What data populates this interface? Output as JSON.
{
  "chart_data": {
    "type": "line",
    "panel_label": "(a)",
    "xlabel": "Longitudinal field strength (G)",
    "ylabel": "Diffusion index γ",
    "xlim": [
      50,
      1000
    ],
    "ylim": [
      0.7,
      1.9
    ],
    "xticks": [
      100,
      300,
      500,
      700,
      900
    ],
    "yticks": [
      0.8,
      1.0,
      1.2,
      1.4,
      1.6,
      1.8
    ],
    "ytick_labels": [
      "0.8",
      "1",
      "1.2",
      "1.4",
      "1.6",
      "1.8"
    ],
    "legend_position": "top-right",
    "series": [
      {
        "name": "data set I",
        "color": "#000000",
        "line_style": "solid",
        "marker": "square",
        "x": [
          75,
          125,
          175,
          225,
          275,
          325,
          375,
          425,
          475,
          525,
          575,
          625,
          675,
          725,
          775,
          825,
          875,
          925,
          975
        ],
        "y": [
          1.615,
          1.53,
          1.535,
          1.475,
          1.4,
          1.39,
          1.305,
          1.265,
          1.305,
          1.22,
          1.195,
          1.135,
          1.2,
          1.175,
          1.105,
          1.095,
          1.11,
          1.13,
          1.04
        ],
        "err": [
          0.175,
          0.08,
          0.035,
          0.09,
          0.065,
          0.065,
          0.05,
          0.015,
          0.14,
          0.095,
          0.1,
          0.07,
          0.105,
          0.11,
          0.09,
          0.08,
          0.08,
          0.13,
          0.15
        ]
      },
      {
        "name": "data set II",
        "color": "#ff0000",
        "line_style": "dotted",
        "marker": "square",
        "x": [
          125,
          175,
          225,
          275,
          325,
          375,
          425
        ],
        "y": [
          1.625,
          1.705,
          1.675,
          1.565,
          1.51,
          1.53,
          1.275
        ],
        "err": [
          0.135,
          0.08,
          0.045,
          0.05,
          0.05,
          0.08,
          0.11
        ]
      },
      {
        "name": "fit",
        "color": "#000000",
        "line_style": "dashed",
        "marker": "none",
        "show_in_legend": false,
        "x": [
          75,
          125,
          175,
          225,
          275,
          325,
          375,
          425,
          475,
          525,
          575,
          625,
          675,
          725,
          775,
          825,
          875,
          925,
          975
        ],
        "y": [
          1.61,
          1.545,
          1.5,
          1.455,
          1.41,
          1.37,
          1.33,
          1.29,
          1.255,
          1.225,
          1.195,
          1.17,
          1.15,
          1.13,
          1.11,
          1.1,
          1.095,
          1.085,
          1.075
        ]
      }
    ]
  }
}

____________________

Output the records exactly, including every line.

What data populates this interface? Output as JSON.
{
  "chart_data": {
    "type": "line",
    "panel_label": "(a)",
    "xlabel": "Longitudinal field strength (G)",
    "ylabel": "Diffusion index γ",
    "xlim": [
      50,
      1000
    ],
    "ylim": [
      0.7,
      1.9
    ],
    "xticks": [
      100,
      300,
      500,
      700,
      900
    ],
    "yticks": [
      0.8,
      1.0,
      1.2,
      1.4,
      1.6,
      1.8
    ],
    "ytick_labels": [
      "0.8",
      "1",
      "1.2",
      "1.4",
      "1.6",
      "1.8"
    ],
    "legend_position": "top-right",
    "series": [
      {
        "name": "data set I",
        "color": "#000000",
        "line_style": "solid",
        "marker": "square",
        "x": [
          75,
          125,
          175,
          225,
          275,
          325,
          375,
          425,
          475,
          525,
          575,
          625,
          675,
          725,
          775,
          825,
          875,
          925,
          975
        ],
        "y": [
          1.615,
          1.53,
          1.535,
          1.475,
          1.4,
          1.39,
          1.305,
          1.265,
          1.305,
          1.22,
          1.195,
          1.135,
          1.2,
          1.175,
          1.105,
          1.095,
          1.11,
          1.13,
          1.04
        ],
        "err": [
          0.175,
          0.08,
          0.035,
          0.09,
          0.065,
          0.065,
          0.05,
          0.015,
          0.14,
          0.095,
          0.1,
          0.07,
          0.105,
          0.11,
          0.09,
          0.08,
          0.08,
          0.13,
          0.15
        ]
      },
      {
        "name": "data set II",
        "color": "#ff0000",
        "line_style": "dotted",
        "marker": "square",
        "x": [
          125,
          175,
          225,
          275,
          325,
          375,
          425
        ],
        "y": [
          1.625,
          1.705,
          1.675,
          1.565,
          1.51,
          1.53,
          1.275
        ],
        "err": [
          0.135,
          0.08,
          0.045,
          0.05,
          0.05,
          0.08,
          0.11
        ]
      },
      {
        "name": "fit",
        "color": "#000000",
        "line_style": "dashed",
        "marker": "none",
        "show_in_legend": false,
        "x": [
          75,
          125,
          175,
          225,
          275,
          325,
          375,
          425,
          475,
          525,
          575,
          625,
          675,
          725,
          775,
          825,
          875,
          925,
          975
        ],
        "y": [
          1.61,
          1.545,
          1.5,
          1.455,
          1.41,
          1.37,
          1.33,
          1.29,
          1.255,
          1.225,
          1.195,
          1.17,
          1.15,
          1.13,
          1.11,
          1.1,
          1.095,
          1.085,
          1.075
        ]
      }
    ]
  }
}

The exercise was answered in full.